EXERCISE AIM - Determine how many lines include the word "possible", then give that number and nothing more.
────────────────────────────────────────
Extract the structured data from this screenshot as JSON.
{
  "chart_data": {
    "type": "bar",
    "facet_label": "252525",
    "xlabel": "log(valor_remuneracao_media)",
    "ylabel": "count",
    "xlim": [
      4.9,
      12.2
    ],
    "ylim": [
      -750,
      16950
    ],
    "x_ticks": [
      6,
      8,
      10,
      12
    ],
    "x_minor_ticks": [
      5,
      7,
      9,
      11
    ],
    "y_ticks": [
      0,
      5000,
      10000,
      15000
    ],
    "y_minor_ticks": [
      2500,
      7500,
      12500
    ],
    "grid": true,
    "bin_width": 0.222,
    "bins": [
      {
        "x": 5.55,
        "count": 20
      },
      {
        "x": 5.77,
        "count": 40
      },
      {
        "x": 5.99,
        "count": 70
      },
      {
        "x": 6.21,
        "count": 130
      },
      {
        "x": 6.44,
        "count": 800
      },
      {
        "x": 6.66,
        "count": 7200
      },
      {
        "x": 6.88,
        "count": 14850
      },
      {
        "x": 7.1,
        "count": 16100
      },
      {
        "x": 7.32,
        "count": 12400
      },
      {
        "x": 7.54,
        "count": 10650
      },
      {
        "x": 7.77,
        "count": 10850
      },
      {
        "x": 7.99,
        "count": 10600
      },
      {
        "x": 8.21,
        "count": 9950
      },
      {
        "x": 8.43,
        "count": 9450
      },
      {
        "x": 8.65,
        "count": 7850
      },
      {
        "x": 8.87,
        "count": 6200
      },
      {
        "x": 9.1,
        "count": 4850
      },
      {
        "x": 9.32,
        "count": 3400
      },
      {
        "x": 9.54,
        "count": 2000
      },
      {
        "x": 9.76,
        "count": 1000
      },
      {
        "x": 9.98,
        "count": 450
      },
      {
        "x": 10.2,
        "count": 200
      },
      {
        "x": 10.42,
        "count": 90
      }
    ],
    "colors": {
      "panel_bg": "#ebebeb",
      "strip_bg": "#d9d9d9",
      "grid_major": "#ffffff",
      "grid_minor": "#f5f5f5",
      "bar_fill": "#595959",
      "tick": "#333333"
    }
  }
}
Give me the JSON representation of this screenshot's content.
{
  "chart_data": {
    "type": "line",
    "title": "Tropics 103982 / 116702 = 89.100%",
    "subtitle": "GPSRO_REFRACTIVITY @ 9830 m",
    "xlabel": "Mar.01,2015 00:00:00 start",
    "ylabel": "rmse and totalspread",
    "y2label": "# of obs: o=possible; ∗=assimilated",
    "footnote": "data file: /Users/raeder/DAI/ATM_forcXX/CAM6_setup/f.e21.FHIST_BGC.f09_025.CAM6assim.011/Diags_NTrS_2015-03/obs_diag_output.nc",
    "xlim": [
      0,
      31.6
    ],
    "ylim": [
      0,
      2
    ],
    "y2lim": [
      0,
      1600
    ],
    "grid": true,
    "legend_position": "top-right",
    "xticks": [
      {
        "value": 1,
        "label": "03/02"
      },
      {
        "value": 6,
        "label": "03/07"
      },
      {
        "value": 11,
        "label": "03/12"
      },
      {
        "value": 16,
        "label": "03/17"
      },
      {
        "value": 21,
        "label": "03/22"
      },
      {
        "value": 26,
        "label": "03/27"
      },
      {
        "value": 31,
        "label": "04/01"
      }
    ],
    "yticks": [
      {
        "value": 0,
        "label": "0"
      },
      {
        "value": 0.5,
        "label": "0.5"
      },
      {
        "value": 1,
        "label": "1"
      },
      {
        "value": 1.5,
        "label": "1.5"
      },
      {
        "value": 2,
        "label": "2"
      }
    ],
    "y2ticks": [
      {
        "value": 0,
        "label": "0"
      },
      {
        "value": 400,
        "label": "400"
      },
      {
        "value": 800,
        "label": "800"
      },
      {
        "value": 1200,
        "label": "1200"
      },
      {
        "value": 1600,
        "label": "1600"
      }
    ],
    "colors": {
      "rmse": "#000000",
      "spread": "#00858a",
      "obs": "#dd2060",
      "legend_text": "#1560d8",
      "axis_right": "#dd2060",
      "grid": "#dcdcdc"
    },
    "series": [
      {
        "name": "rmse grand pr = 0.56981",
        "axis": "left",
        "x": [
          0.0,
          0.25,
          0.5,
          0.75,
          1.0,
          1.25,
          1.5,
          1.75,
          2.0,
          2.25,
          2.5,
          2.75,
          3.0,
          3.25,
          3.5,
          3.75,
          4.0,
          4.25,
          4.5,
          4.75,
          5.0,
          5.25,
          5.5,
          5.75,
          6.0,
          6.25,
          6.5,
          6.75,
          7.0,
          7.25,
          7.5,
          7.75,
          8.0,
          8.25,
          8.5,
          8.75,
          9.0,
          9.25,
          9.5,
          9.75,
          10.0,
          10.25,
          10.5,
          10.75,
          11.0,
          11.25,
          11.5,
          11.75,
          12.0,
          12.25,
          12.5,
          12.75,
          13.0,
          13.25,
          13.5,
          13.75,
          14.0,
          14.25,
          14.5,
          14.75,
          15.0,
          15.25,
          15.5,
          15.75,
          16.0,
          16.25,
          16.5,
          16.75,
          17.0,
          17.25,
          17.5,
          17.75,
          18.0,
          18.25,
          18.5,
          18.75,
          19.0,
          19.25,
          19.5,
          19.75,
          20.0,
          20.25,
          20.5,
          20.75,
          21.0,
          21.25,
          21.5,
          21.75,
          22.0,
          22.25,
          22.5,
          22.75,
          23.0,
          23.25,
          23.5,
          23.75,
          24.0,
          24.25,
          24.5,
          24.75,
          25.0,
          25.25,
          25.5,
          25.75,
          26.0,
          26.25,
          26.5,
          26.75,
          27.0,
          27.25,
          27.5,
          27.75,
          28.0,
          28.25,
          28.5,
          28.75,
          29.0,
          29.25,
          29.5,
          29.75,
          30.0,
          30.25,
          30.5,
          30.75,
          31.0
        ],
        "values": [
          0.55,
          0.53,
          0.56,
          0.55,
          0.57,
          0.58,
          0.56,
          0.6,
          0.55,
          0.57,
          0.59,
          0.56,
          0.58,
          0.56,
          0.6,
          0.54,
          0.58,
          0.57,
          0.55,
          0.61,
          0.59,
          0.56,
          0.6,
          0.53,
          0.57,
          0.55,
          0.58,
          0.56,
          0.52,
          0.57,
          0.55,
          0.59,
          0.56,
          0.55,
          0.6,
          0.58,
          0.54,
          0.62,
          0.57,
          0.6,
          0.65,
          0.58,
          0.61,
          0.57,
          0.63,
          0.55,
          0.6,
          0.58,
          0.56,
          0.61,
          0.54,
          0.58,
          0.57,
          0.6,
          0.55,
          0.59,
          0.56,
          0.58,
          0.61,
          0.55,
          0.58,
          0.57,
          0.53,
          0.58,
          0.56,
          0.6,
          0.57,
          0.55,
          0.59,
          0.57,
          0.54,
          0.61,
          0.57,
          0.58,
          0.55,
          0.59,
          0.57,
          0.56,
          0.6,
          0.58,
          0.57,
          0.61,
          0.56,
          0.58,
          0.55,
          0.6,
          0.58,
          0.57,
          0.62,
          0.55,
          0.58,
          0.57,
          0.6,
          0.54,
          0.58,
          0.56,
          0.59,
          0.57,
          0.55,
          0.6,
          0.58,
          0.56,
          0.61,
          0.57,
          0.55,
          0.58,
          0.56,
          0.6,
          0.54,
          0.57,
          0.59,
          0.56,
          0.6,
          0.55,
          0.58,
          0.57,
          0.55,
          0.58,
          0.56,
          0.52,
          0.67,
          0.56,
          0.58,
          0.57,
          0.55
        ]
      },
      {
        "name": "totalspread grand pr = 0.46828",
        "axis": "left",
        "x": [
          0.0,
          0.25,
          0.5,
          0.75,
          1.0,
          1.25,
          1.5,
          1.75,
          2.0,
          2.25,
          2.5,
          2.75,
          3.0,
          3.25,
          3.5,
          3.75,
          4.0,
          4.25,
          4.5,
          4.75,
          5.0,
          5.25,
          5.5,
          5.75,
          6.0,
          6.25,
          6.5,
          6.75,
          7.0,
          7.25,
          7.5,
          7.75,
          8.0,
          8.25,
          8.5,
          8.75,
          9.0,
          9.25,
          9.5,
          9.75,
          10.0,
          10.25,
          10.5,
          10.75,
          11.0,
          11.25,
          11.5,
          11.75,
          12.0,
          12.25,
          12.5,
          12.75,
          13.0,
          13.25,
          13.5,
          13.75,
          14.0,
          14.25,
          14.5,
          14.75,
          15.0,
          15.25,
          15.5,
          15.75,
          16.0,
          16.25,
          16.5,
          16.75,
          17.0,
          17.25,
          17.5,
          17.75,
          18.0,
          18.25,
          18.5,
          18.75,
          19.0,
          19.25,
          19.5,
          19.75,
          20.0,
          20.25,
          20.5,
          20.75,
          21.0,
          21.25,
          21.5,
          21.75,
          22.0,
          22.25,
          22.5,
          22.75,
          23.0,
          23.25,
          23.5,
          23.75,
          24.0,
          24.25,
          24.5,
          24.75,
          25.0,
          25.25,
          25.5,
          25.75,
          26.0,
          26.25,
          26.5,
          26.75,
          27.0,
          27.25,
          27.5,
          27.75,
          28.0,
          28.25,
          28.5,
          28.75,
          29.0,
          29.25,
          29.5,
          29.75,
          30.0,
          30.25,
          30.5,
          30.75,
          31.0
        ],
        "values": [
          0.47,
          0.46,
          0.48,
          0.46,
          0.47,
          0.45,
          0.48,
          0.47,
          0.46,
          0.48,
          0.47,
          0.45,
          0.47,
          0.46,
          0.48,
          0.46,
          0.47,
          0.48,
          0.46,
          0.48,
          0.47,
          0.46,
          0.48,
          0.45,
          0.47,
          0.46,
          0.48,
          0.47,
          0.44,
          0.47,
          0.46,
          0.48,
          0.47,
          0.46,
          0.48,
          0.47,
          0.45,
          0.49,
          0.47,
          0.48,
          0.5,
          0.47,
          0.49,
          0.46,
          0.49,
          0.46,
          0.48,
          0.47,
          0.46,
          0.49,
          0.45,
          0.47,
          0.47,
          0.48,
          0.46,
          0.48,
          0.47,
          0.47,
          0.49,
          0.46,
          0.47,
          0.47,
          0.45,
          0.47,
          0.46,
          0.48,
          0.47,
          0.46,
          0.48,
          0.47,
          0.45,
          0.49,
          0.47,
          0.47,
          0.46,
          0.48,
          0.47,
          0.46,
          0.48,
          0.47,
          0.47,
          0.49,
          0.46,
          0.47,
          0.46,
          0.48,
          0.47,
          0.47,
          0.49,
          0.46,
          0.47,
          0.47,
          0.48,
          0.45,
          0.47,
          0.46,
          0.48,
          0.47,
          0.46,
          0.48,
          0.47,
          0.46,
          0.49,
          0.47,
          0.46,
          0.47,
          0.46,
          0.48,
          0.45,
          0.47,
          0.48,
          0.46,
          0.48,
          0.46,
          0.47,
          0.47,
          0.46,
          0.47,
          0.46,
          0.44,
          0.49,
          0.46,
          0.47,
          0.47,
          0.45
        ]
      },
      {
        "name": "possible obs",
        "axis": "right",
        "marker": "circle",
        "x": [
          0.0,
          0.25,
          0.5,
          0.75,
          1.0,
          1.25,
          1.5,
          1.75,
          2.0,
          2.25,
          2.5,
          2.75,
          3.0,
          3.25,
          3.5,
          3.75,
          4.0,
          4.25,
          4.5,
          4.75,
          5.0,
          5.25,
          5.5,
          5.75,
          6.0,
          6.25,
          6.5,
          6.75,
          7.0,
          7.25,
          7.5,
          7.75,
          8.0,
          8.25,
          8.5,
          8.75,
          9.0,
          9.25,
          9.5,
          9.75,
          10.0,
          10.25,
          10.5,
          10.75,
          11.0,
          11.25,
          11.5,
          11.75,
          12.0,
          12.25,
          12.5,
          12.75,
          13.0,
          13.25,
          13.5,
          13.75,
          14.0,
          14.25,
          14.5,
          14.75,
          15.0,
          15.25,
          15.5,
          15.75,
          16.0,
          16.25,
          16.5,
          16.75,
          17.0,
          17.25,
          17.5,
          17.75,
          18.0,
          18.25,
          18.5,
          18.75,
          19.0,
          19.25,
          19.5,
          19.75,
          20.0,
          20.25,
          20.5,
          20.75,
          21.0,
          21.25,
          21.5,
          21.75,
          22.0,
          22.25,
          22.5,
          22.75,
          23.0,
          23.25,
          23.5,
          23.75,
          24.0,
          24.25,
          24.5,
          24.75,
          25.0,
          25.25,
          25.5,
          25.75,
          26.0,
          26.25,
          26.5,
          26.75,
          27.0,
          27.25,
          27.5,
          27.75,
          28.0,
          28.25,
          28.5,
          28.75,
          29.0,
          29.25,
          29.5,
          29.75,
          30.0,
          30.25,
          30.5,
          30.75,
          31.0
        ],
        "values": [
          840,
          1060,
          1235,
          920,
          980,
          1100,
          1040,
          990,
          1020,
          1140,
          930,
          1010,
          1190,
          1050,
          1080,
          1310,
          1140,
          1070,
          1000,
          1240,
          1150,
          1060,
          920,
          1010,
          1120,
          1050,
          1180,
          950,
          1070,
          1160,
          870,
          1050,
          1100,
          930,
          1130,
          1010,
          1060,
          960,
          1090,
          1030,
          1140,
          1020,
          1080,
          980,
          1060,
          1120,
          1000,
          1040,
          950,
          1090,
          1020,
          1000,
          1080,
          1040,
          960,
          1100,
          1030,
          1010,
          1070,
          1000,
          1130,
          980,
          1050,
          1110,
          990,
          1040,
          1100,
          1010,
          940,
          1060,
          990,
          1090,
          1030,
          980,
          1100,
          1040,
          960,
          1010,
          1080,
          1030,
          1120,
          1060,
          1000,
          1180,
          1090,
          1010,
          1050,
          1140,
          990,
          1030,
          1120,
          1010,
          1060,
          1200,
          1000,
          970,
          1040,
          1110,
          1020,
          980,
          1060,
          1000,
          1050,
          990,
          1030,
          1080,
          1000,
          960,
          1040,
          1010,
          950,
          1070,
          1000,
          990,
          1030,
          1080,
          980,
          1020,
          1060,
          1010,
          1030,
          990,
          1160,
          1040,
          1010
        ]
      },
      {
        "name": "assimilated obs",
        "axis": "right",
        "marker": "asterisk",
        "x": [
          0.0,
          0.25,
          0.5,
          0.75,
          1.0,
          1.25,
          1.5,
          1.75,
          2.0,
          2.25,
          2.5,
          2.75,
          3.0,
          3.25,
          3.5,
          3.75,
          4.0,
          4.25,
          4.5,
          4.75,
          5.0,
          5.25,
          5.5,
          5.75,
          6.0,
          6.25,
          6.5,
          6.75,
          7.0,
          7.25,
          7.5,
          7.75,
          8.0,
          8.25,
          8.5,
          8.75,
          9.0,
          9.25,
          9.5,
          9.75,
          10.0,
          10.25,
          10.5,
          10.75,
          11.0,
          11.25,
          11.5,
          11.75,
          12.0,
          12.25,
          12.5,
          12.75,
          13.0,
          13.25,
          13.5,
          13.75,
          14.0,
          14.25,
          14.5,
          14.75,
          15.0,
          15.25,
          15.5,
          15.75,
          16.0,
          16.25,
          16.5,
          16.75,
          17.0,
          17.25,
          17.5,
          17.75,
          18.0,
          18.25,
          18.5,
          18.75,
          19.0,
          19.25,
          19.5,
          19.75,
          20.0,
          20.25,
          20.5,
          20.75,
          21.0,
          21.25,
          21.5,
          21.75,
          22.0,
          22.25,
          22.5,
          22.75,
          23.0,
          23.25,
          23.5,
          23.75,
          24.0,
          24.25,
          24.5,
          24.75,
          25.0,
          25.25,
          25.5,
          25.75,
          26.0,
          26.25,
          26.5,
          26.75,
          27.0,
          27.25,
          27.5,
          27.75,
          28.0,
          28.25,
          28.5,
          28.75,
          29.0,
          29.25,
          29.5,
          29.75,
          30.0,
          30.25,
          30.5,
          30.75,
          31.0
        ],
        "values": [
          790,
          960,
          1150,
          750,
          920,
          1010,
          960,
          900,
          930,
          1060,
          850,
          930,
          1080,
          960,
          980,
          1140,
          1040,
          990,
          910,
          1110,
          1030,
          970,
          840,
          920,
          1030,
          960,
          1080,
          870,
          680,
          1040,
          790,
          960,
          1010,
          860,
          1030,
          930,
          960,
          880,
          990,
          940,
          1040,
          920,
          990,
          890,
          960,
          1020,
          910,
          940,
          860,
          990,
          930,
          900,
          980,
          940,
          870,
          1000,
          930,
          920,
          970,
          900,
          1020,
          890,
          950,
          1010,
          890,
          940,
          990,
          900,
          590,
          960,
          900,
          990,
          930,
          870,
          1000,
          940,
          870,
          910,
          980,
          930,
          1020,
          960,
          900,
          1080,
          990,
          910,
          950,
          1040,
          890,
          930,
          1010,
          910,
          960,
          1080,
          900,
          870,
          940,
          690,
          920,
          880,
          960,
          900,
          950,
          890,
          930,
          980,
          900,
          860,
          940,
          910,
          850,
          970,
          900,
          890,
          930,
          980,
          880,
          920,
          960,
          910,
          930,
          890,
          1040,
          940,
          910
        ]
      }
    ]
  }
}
────────────────────────────────────────
SOLVED PROBLEM - 2